§ **Selected extract**
■ ■ ■ ■

5

I have some data like

A  2
A  4
A  76
B  8
B  13
.. ....

Basically, what is the spread of A, B, etc. What would be a suitable graph to visualize such information in R?

Gala
  • 8,323
  • 2
  • 28
  • 42
Kumar Vaibhav
  • 205
  • 2
  • 6
  • 2
    Can you provide some more information about your data. How many points might there be for "A", "B", etc? Are the values in the second column presumably continuous? – Ananda Mahto Jun 30 '13 at 09:42
  • Sure. Thanks for your response. The numeric values are age, so numeric data is not continuous but discrete. There can be any number of points for A, B, etc., ranging from, say, 1 to 150. – Kumar Vaibhav Jun 30 '13 at 09:46
  • How many values in each group? – Glen_b Jun 30 '13 at 09:49
  • So, there can be varying number of values in each group. Say, 20 for A and then 100 for B and then maybe 67 for C, and so on. – Kumar Vaibhav Jun 30 '13 at 09:52

3 Answers3

11

There are numerous possible displays, depending on what more specifically you want.

■ ■ ■ ■

§ **Stored data**
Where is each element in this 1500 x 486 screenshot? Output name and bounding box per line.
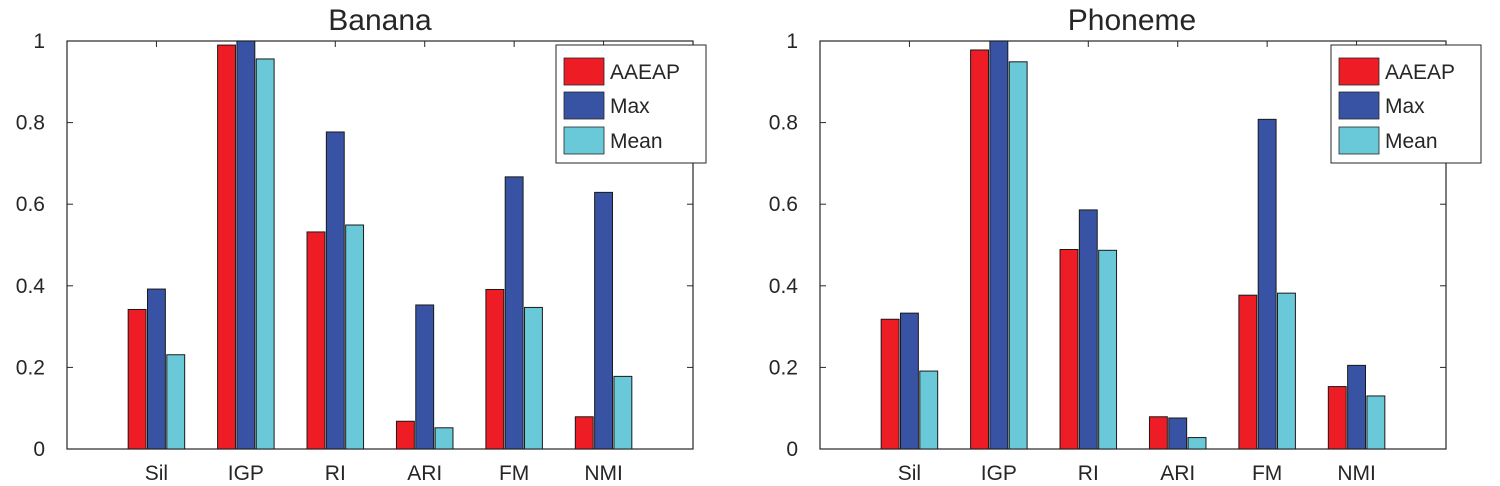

■ ■ ■ ■

§ **Exercises**
[1] Summarize the forum thread in two sentences.
[2] According to the forum thread, what do the numeric values in the second column represent?
[3] Reproduce the forum thread's wording starting at "I have some" and ending at "information in R?".
Rely only on the forum thread for everything that follows.

§ **Complete answers**
[1] A user with data pairing labels such as A and B with numeric values asks what graph in R would suit showing the spread of each group. In the comments the user explains that the values are ages, discrete rather than continuous, that group sizes vary (say 20 for A, 100 for B and 67 for C), and an answer begins by noting that numerous displays are possible depending on what is specifically wanted.

[2] They are ages.

[3]
I have some data like

A  2
A  4
A  76
B  8
B  13
.. ....

Basically, what is the spread of A, B, etc. What would be a suitable graph to visualize such information in R?